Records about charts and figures
══════════════════════════════

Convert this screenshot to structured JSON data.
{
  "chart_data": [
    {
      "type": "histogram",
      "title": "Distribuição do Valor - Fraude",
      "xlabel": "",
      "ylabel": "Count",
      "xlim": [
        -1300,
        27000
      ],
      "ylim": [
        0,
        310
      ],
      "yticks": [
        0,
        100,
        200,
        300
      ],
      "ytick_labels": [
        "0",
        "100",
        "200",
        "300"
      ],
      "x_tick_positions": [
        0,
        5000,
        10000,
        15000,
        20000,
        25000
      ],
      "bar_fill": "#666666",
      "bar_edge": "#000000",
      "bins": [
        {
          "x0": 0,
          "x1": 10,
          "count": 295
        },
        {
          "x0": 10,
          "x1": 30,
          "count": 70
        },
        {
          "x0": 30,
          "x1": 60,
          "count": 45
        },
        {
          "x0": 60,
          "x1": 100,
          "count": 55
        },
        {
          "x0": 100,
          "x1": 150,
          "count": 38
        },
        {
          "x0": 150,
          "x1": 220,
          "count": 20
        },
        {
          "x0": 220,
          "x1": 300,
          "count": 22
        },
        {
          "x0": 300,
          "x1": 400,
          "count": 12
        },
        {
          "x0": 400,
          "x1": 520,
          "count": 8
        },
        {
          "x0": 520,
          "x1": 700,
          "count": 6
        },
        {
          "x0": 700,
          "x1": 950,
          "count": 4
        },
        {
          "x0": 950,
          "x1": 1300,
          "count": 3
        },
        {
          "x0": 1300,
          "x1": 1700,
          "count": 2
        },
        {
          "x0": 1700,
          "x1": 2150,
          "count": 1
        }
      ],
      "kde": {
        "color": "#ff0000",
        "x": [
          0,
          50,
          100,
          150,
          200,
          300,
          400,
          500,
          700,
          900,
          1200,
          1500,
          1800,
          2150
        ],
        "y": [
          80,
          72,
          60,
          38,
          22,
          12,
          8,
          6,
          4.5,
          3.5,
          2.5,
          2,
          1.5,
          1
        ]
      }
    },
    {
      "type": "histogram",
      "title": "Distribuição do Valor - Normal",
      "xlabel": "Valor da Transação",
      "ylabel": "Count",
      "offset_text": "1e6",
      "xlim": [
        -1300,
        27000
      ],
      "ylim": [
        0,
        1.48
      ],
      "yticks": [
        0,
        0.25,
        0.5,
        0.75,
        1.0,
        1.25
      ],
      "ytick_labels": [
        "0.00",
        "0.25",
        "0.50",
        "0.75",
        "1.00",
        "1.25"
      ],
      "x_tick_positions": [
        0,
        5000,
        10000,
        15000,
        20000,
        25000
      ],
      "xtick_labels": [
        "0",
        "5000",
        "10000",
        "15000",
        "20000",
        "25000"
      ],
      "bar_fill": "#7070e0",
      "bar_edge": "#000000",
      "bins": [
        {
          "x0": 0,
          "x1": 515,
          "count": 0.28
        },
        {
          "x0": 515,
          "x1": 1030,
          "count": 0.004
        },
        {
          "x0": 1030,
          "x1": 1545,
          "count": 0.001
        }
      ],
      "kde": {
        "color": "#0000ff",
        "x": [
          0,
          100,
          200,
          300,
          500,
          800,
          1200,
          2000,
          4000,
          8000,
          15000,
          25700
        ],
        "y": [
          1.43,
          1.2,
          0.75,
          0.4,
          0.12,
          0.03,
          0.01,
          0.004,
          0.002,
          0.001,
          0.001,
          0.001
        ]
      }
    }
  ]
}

══════════════════════════════

**Task objective**
Go through the listing above line by line and say how many lines hold the word "title". Reply with that number only.

**Exercise solution**
2